▶ [Erforderliche Arbeit]: Geben Sie sämtliche nachstehenden Datensätze Zeile für Zeile unverändert wieder. Lassen Sie dabei die Bilder weg.

▶ [Vorliegende Angaben]:
---------------
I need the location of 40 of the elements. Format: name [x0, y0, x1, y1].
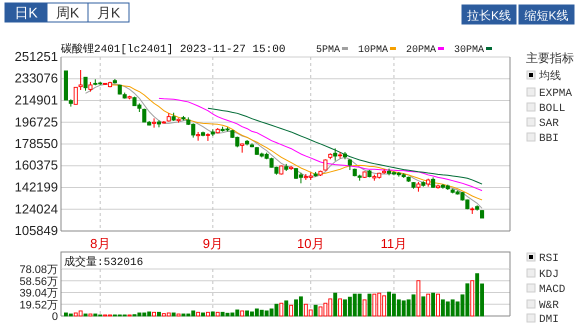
annotation: BBI	[526, 132, 559, 145]
annotation: BOLL	[526, 102, 566, 115]
annotation: RSI	[526, 252, 559, 265]
ytick: 251251	[14, 49, 58, 64]
xtick: 9月	[202, 236, 223, 251]
annotation: KDJ	[526, 268, 559, 281]
annotation: 缩短K线	[518, 4, 574, 24]
annotation: 拉长K线	[462, 4, 516, 24]
annotation: W&R	[526, 300, 559, 312]
xtick: 11月	[380, 236, 408, 251]
ytick: 196725	[14, 114, 58, 130]
ytick: 214901	[14, 92, 58, 108]
ytick: 160375	[14, 158, 58, 173]
annotation: 周K	[46, 2, 88, 22]
legend-label: 20PMA	[406, 45, 436, 56]
legend-label: 5PMA	[316, 45, 340, 56]
ytick: 233076	[14, 70, 58, 86]
ytick: 178550	[14, 136, 58, 151]
ytick: 58.56万	[19, 276, 58, 288]
ytick: 105849	[14, 223, 58, 238]
title: 碳酸锂2401[lc2401] 2023-11-27 15:00	[61, 44, 286, 56]
xtick: 10月	[296, 236, 324, 251]
annotation: 均线	[526, 70, 561, 83]
ytick: 0	[52, 311, 58, 323]
ytick: 19.52万	[19, 299, 58, 312]
legend-label: 10PMA	[358, 45, 388, 56]
xtick: 8月	[90, 236, 110, 251]
ytick: 124024	[14, 201, 58, 216]
ytick: 78.08万	[19, 264, 58, 276]
annotation: EXPMA	[526, 88, 572, 100]
legend-label: 30PMA	[454, 45, 484, 56]
annotation: 月K	[88, 2, 130, 22]
title: 成交量:532016	[64, 257, 144, 269]
annotation: SAR	[526, 118, 559, 130]
annotation: MACD	[526, 284, 566, 296]
ytick: 142199	[14, 180, 58, 194]
annotation: 主要指标	[526, 51, 574, 65]
ytick: 39.04万	[19, 288, 58, 300]
annotation: DMI	[526, 314, 559, 324]
annotation: 日K	[4, 2, 48, 22]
---------------
▶ [Vollständige Ausgabe]:
I need the location of 40 of the elements. Format: name [x0, y0, x1, y1].
annotation: BBI	[526, 132, 559, 145]
annotation: BOLL	[526, 102, 566, 115]
annotation: RSI	[526, 252, 559, 265]
ytick: 251251	[14, 49, 58, 64]
xtick: 9月	[202, 236, 223, 251]
annotation: KDJ	[526, 268, 559, 281]
annotation: 缩短K线	[518, 4, 574, 24]
annotation: 拉长K线	[462, 4, 516, 24]
annotation: W&R	[526, 300, 559, 312]
xtick: 11月	[380, 236, 408, 251]
ytick: 196725	[14, 114, 58, 130]
ytick: 214901	[14, 92, 58, 108]
ytick: 160375	[14, 158, 58, 173]
annotation: 周K	[46, 2, 88, 22]
legend-label: 20PMA	[406, 45, 436, 56]
legend-label: 5PMA	[316, 45, 340, 56]
ytick: 233076	[14, 70, 58, 86]
ytick: 178550	[14, 136, 58, 151]
ytick: 58.56万	[19, 276, 58, 288]
ytick: 105849	[14, 223, 58, 238]
title: 碳酸锂2401[lc2401] 2023-11-27 15:00	[61, 44, 286, 56]
xtick: 10月	[296, 236, 324, 251]
annotation: 均线	[526, 70, 561, 83]
ytick: 0	[52, 311, 58, 323]
ytick: 19.52万	[19, 299, 58, 312]
legend-label: 10PMA	[358, 45, 388, 56]
xtick: 8月	[90, 236, 110, 251]
ytick: 124024	[14, 201, 58, 216]
ytick: 78.08万	[19, 264, 58, 276]
annotation: EXPMA	[526, 88, 572, 100]
legend-label: 30PMA	[454, 45, 484, 56]
annotation: 月K	[88, 2, 130, 22]
title: 成交量:532016	[64, 257, 144, 269]
annotation: SAR	[526, 118, 559, 130]
annotation: MACD	[526, 284, 566, 296]
ytick: 142199	[14, 180, 58, 194]
annotation: 主要指标	[526, 51, 574, 65]
ytick: 39.04万	[19, 288, 58, 300]
annotation: DMI	[526, 314, 559, 324]
annotation: 日K	[4, 2, 48, 22]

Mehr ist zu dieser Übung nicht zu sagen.